--- PROVIDED DATA ---
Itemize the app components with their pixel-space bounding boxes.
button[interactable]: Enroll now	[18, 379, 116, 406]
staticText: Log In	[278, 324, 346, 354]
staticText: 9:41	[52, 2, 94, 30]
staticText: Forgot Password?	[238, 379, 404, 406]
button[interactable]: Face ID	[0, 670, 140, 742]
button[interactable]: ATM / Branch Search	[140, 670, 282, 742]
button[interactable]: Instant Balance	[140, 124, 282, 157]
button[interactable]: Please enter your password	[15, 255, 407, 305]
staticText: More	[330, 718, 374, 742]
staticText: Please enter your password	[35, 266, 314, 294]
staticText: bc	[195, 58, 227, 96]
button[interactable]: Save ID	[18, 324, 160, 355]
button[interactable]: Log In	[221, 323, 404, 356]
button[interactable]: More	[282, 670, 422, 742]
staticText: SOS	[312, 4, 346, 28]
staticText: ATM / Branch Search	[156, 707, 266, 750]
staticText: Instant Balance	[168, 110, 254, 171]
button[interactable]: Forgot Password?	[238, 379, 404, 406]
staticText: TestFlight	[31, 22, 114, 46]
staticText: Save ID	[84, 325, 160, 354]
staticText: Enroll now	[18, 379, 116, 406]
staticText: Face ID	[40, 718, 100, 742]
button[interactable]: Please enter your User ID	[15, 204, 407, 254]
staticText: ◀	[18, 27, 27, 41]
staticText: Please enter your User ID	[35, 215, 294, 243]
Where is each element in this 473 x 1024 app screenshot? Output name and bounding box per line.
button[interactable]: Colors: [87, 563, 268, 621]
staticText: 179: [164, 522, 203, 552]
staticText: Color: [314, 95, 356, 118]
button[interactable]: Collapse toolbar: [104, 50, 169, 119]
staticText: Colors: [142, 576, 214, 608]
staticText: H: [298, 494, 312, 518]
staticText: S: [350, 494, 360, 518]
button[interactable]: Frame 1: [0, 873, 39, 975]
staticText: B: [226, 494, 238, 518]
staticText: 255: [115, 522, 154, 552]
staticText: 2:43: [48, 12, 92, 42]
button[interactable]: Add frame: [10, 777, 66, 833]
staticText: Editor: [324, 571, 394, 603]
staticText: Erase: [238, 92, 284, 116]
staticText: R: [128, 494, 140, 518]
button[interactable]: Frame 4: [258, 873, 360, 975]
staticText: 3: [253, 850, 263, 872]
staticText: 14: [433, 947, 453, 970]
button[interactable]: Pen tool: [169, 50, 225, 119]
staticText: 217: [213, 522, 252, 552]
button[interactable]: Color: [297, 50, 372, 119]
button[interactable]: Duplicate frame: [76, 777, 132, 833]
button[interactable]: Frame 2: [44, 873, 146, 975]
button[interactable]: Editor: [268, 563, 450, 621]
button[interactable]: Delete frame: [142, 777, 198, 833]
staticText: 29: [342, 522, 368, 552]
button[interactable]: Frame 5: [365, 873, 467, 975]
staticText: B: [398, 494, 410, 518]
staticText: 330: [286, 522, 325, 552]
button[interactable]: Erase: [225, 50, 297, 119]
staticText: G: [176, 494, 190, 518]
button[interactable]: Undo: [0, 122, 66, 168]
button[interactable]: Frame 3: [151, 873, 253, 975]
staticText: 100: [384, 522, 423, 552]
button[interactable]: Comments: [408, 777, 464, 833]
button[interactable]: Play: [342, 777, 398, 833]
---
▶ [WHAT YOU SHOULD DO]: Reproduce the data from the start through the line with "staticText: ATM /", both ends included, substituting "Sign In" for "Log In" and leaving everything else unchanged.

▶ [EXERCISE SOLUTION]:
Itemize the app components with their pixel-space bounding boxes.
button[interactable]: Enroll now	[18, 379, 116, 406]
staticText: Sign In	[278, 324, 346, 354]
staticText: 9:41	[52, 2, 94, 30]
staticText: Forgot Password?	[238, 379, 404, 406]
button[interactable]: Face ID	[0, 670, 140, 742]
button[interactable]: ATM / Branch Search	[140, 670, 282, 742]
button[interactable]: Instant Balance	[140, 124, 282, 157]
button[interactable]: Please enter your password	[15, 255, 407, 305]
staticText: More	[330, 718, 374, 742]
staticText: Please enter your password	[35, 266, 314, 294]
staticText: bc	[195, 58, 227, 96]
button[interactable]: Save ID	[18, 324, 160, 355]
button[interactable]: Sign In	[221, 323, 404, 356]
button[interactable]: More	[282, 670, 422, 742]
staticText: SOS	[312, 4, 346, 28]
staticText: ATM / Branch Search	[156, 707, 266, 750]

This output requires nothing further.